+++ Supplied information

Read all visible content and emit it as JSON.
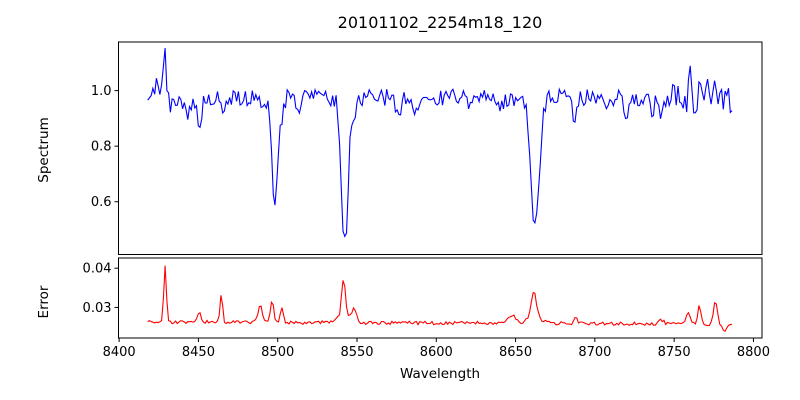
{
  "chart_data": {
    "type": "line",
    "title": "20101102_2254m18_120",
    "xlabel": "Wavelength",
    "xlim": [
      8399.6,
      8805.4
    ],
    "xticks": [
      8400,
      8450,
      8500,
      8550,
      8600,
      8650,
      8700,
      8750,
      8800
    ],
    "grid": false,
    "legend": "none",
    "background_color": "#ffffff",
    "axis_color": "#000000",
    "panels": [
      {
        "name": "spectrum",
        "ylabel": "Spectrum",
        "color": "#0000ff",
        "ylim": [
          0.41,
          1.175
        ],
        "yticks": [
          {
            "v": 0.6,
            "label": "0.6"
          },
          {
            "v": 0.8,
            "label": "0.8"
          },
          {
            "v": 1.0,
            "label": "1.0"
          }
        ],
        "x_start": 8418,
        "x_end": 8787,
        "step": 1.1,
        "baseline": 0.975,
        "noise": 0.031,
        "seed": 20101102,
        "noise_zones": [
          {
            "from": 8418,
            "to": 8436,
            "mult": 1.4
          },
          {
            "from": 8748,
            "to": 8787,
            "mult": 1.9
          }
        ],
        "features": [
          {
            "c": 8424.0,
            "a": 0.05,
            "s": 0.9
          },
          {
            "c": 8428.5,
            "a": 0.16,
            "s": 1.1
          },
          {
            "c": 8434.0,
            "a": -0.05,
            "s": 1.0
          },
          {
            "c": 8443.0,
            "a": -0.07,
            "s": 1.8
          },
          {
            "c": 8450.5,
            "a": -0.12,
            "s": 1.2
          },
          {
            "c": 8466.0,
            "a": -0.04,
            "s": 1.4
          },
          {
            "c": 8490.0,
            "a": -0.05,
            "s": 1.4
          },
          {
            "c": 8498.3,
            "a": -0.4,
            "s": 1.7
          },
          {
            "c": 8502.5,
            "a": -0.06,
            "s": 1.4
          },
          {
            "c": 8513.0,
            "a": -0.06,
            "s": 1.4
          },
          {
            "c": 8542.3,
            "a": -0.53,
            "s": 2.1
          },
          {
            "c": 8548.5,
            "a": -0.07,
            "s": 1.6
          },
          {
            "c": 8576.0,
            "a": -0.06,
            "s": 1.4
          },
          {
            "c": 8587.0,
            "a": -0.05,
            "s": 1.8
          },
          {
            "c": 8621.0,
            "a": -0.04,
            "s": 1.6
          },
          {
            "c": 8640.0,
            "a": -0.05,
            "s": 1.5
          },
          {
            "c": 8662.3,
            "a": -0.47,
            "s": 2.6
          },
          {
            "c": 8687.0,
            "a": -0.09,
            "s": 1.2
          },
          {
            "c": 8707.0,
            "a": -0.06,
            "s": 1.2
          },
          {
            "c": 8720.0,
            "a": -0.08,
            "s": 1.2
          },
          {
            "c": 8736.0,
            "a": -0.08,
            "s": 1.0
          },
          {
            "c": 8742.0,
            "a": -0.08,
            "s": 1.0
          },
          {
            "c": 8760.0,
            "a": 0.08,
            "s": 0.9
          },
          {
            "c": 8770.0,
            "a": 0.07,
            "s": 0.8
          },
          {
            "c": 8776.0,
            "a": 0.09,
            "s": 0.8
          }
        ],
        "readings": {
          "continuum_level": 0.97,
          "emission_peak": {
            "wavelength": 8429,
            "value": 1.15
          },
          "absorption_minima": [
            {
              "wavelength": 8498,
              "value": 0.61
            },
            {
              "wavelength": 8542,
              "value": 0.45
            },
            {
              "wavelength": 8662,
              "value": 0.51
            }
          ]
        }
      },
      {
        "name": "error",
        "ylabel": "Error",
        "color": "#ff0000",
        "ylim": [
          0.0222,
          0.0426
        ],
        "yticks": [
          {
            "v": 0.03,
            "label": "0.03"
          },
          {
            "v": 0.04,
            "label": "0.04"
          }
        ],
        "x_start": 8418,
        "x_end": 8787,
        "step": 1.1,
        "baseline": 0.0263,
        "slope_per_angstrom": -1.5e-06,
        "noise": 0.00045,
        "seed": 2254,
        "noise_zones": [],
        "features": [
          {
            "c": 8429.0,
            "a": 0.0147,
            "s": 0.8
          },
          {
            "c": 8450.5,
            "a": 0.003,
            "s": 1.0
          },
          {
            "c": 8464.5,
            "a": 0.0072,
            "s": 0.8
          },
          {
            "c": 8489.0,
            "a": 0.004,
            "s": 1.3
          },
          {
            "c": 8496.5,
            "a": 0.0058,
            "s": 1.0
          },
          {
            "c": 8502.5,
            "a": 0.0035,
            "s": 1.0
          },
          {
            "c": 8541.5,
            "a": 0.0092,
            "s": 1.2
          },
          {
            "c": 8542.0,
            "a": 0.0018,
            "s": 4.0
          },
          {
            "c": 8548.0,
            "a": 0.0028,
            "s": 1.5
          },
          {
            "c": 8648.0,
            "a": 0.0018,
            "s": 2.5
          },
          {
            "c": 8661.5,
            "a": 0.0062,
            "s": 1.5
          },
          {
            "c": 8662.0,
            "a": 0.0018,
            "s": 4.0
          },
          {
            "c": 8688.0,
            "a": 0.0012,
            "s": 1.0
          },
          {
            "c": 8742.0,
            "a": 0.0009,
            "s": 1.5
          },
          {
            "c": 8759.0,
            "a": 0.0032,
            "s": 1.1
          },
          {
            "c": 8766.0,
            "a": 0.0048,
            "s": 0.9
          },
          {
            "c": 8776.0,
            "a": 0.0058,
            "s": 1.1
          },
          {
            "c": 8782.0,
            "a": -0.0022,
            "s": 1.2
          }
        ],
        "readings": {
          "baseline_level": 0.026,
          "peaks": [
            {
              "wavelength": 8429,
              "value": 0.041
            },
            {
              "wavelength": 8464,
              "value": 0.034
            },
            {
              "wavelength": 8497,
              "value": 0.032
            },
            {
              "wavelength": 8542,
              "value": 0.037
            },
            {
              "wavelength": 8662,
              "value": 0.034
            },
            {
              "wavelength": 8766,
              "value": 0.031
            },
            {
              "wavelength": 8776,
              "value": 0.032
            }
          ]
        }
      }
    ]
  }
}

++++++

- [Written task]:
Reproduce the material above verbatim; omit every picture.

- [Final result]:
Read all visible content and emit it as JSON.
{
  "chart_data": {
    "type": "line",
    "title": "20101102_2254m18_120",
    "xlabel": "Wavelength",
    "xlim": [
      8399.6,
      8805.4
    ],
    "xticks": [
      8400,
      8450,
      8500,
      8550,
      8600,
      8650,
      8700,
      8750,
      8800
    ],
    "grid": false,
    "legend": "none",
    "background_color": "#ffffff",
    "axis_color": "#000000",
    "panels": [
      {
        "name": "spectrum",
        "ylabel": "Spectrum",
        "color": "#0000ff",
        "ylim": [
          0.41,
          1.175
        ],
        "yticks": [
          {
            "v": 0.6,
            "label": "0.6"
          },
          {
            "v": 0.8,
            "label": "0.8"
          },
          {
            "v": 1.0,
            "label": "1.0"
          }
        ],
        "x_start": 8418,
        "x_end": 8787,
        "step": 1.1,
        "baseline": 0.975,
        "noise": 0.031,
        "seed": 20101102,
        "noise_zones": [
          {
            "from": 8418,
            "to": 8436,
            "mult": 1.4
          },
          {
            "from": 8748,
            "to": 8787,
            "mult": 1.9
          }
        ],
        "features": [
          {
            "c": 8424.0,
            "a": 0.05,
            "s": 0.9
          },
          {
            "c": 8428.5,
            "a": 0.16,
            "s": 1.1
          },
          {
            "c": 8434.0,
            "a": -0.05,
            "s": 1.0
          },
          {
            "c": 8443.0,
            "a": -0.07,
            "s": 1.8
          },
          {
            "c": 8450.5,
            "a": -0.12,
            "s": 1.2
          },
          {
            "c": 8466.0,
            "a": -0.04,
            "s": 1.4
          },
          {
            "c": 8490.0,
            "a": -0.05,
            "s": 1.4
          },
          {
            "c": 8498.3,
            "a": -0.4,
            "s": 1.7
          },
          {
            "c": 8502.5,
            "a": -0.06,
            "s": 1.4
          },
          {
            "c": 8513.0,
            "a": -0.06,
            "s": 1.4
          },
          {
            "c": 8542.3,
            "a": -0.53,
            "s": 2.1
          },
          {
            "c": 8548.5,
            "a": -0.07,
            "s": 1.6
          },
          {
            "c": 8576.0,
            "a": -0.06,
            "s": 1.4
          },
          {
            "c": 8587.0,
            "a": -0.05,
            "s": 1.8
          },
          {
            "c": 8621.0,
            "a": -0.04,
            "s": 1.6
          },
          {
            "c": 8640.0,
            "a": -0.05,
            "s": 1.5
          },
          {
            "c": 8662.3,
            "a": -0.47,
            "s": 2.6
          },
          {
            "c": 8687.0,
            "a": -0.09,
            "s": 1.2
          },
          {
            "c": 8707.0,
            "a": -0.06,
            "s": 1.2
          },
          {
            "c": 8720.0,
            "a": -0.08,
            "s": 1.2
          },
          {
            "c": 8736.0,
            "a": -0.08,
            "s": 1.0
          },
          {
            "c": 8742.0,
            "a": -0.08,
            "s": 1.0
          },
          {
            "c": 8760.0,
            "a": 0.08,
            "s": 0.9
          },
          {
            "c": 8770.0,
            "a": 0.07,
            "s": 0.8
          },
          {
            "c": 8776.0,
            "a": 0.09,
            "s": 0.8
          }
        ],
        "readings": {
          "continuum_level": 0.97,
          "emission_peak": {
            "wavelength": 8429,
            "value": 1.15
          },
          "absorption_minima": [
            {
              "wavelength": 8498,
              "value": 0.61
            },
            {
              "wavelength": 8542,
              "value": 0.45
            },
            {
              "wavelength": 8662,
              "value": 0.51
            }
          ]
        }
      },
      {
        "name": "error",
        "ylabel": "Error",
        "color": "#ff0000",
        "ylim": [
          0.0222,
          0.0426
        ],
        "yticks": [
          {
            "v": 0.03,
            "label": "0.03"
          },
          {
            "v": 0.04,
            "label": "0.04"
          }
        ],
        "x_start": 8418,
        "x_end": 8787,
        "step": 1.1,
        "baseline": 0.0263,
        "slope_per_angstrom": -1.5e-06,
        "noise": 0.00045,
        "seed": 2254,
        "noise_zones": [],
        "features": [
          {
            "c": 8429.0,
            "a": 0.0147,
            "s": 0.8
          },
          {
            "c": 8450.5,
            "a": 0.003,
            "s": 1.0
          },
          {
            "c": 8464.5,
            "a": 0.0072,
            "s": 0.8
          },
          {
            "c": 8489.0,
            "a": 0.004,
            "s": 1.3
          },
          {
            "c": 8496.5,
            "a": 0.0058,
            "s": 1.0
          },
          {
            "c": 8502.5,
            "a": 0.0035,
            "s": 1.0
          },
          {
            "c": 8541.5,
            "a": 0.0092,
            "s": 1.2
          },
          {
            "c": 8542.0,
            "a": 0.0018,
            "s": 4.0
          },
          {
            "c": 8548.0,
            "a": 0.0028,
            "s": 1.5
          },
          {
            "c": 8648.0,
            "a": 0.0018,
            "s": 2.5
          },
          {
            "c": 8661.5,
            "a": 0.0062,
            "s": 1.5
          },
          {
            "c": 8662.0,
            "a": 0.0018,
            "s": 4.0
          },
          {
            "c": 8688.0,
            "a": 0.0012,
            "s": 1.0
          },
          {
            "c": 8742.0,
            "a": 0.0009,
            "s": 1.5
          },
          {
            "c": 8759.0,
            "a": 0.0032,
            "s": 1.1
          },
          {
            "c": 8766.0,
            "a": 0.0048,
            "s": 0.9
          },
          {
            "c": 8776.0,
            "a": 0.0058,
            "s": 1.1
          },
          {
            "c": 8782.0,
            "a": -0.0022,
            "s": 1.2
          }
        ],
        "readings": {
          "baseline_level": 0.026,
          "peaks": [
            {
              "wavelength": 8429,
              "value": 0.041
            },
            {
              "wavelength": 8464,
              "value": 0.034
            },
            {
              "wavelength": 8497,
              "value": 0.032
            },
            {
              "wavelength": 8542,
              "value": 0.037
            },
            {
              "wavelength": 8662,
              "value": 0.034
            },
            {
              "wavelength": 8766,
              "value": 0.031
            },
            {
              "wavelength": 8776,
              "value": 0.032
            }
          ]
        }
      }
    ]
  }
}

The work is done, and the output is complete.